▶ **Given task**: Please count the lines in the items below that contain the string "Comments", with case counting, and reply with only the number.

——————

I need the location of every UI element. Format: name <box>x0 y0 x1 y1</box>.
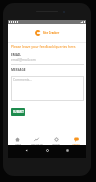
button[interactable]: Services <box>46 137 66 146</box>
button[interactable]: Who We Are <box>27 137 46 146</box>
staticText: Who We Are <box>31 143 43 146</box>
button[interactable]: Contact <box>66 137 86 146</box>
other: Back <box>25 149 28 152</box>
staticText: Comments... <box>13 78 32 82</box>
button[interactable]: Home <box>8 137 27 146</box>
staticText: email@mail.com <box>11 58 36 62</box>
other: Recents <box>66 149 69 152</box>
staticText: Site Cracker <box>43 31 60 35</box>
staticText: Services <box>52 143 60 146</box>
staticText: Contact <box>72 143 80 146</box>
other: Home <box>46 149 49 152</box>
button[interactable]: Comments... <box>11 76 84 101</box>
staticText: Home <box>15 143 21 146</box>
button[interactable]: SUBMIT <box>11 108 25 116</box>
staticText: Please leave your feedback/queries here. <box>11 44 77 49</box>
staticText: EMAIL <box>11 53 22 57</box>
staticText: MESSAGE <box>11 68 26 72</box>
staticText: SUBMIT <box>13 110 24 114</box>
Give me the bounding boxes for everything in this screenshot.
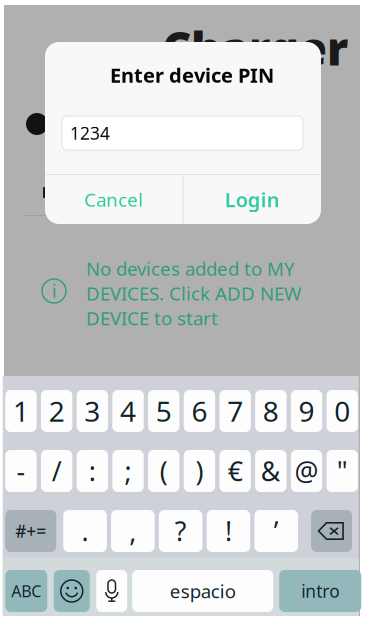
button[interactable]: 5	[148, 390, 179, 432]
staticText: intro	[301, 580, 339, 602]
staticText: -	[16, 453, 25, 489]
staticText: 7	[227, 392, 243, 430]
button[interactable]: @	[291, 450, 322, 492]
staticText: /	[52, 453, 62, 489]
button[interactable]: .	[63, 510, 107, 552]
button[interactable]: 6	[184, 390, 215, 432]
staticText: (	[160, 453, 168, 489]
button[interactable]: 0	[326, 390, 358, 432]
button[interactable]: ,	[111, 510, 155, 552]
button[interactable]: -	[5, 450, 37, 492]
staticText: No devices added to MY DEVICES. Click AD…	[86, 256, 301, 330]
button[interactable]: 3	[77, 390, 108, 432]
staticText: .	[82, 513, 88, 549]
button[interactable]: 9	[291, 390, 322, 432]
button[interactable]: /	[41, 450, 72, 492]
button[interactable]: &	[255, 450, 286, 492]
staticText: !	[225, 513, 232, 549]
staticText: 9	[298, 392, 314, 430]
staticText: 0	[334, 392, 350, 430]
button[interactable]: ;	[112, 450, 144, 492]
staticText: €	[228, 453, 243, 489]
staticText: ?	[175, 513, 187, 549]
button[interactable]: 2	[41, 390, 72, 432]
button[interactable]: ABC	[5, 570, 47, 612]
staticText: 1234	[70, 122, 110, 144]
button[interactable]: Dictation	[96, 570, 127, 612]
button[interactable]: 7	[219, 390, 251, 432]
staticText: "	[337, 453, 348, 489]
staticText: i	[52, 280, 56, 302]
staticText: ’	[274, 513, 279, 549]
staticText: &	[261, 453, 281, 489]
button[interactable]: 1	[5, 390, 37, 432]
staticText: 1	[13, 392, 29, 430]
button[interactable]: "	[326, 450, 358, 492]
staticText: 5	[156, 392, 172, 430]
staticText: 3	[84, 392, 100, 430]
staticText: )	[195, 453, 203, 489]
staticText: @	[294, 453, 318, 489]
button[interactable]: €	[219, 450, 251, 492]
button[interactable]: Login	[184, 175, 321, 224]
staticText: Enter device PIN	[110, 62, 274, 88]
staticText: ;	[124, 453, 132, 489]
staticText: ,	[129, 513, 136, 549]
staticText: Cancel	[84, 187, 143, 212]
button[interactable]: )	[184, 450, 215, 492]
button[interactable]: 8	[255, 390, 286, 432]
button[interactable]: Emoji	[54, 570, 90, 612]
button[interactable]: !	[207, 510, 250, 552]
staticText: :	[89, 453, 96, 489]
button[interactable]: 4	[112, 390, 144, 432]
button[interactable]: :	[77, 450, 108, 492]
staticText: 8	[263, 392, 279, 430]
button[interactable]: Cancel	[45, 175, 182, 224]
button[interactable]: intro	[279, 570, 361, 612]
staticText: Charger	[162, 18, 348, 78]
button[interactable]: ’	[254, 510, 298, 552]
staticText: espacio	[170, 579, 236, 603]
button[interactable]: Delete	[311, 510, 352, 552]
button[interactable]: espacio	[132, 570, 273, 612]
staticText: ABC	[11, 580, 41, 602]
button[interactable]: (	[148, 450, 179, 492]
staticText: 4	[120, 392, 136, 430]
staticText: #+=	[15, 520, 46, 542]
staticText: 6	[191, 392, 207, 430]
staticText: 2	[49, 392, 65, 430]
staticText: Login	[225, 186, 280, 213]
button[interactable]: ?	[159, 510, 202, 552]
button[interactable]: #+=	[5, 510, 56, 552]
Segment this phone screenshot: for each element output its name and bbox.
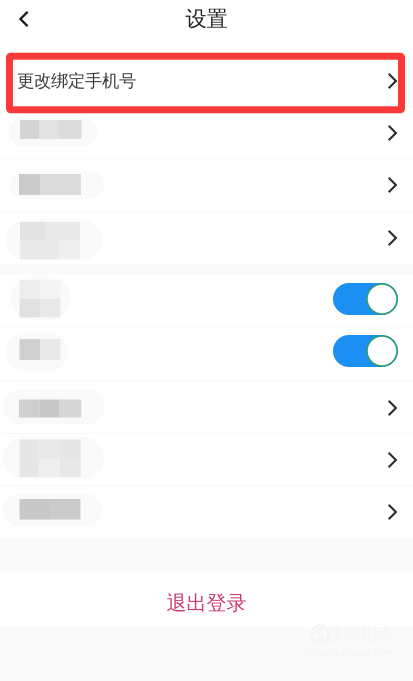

——————

▶ **Written answer**: 2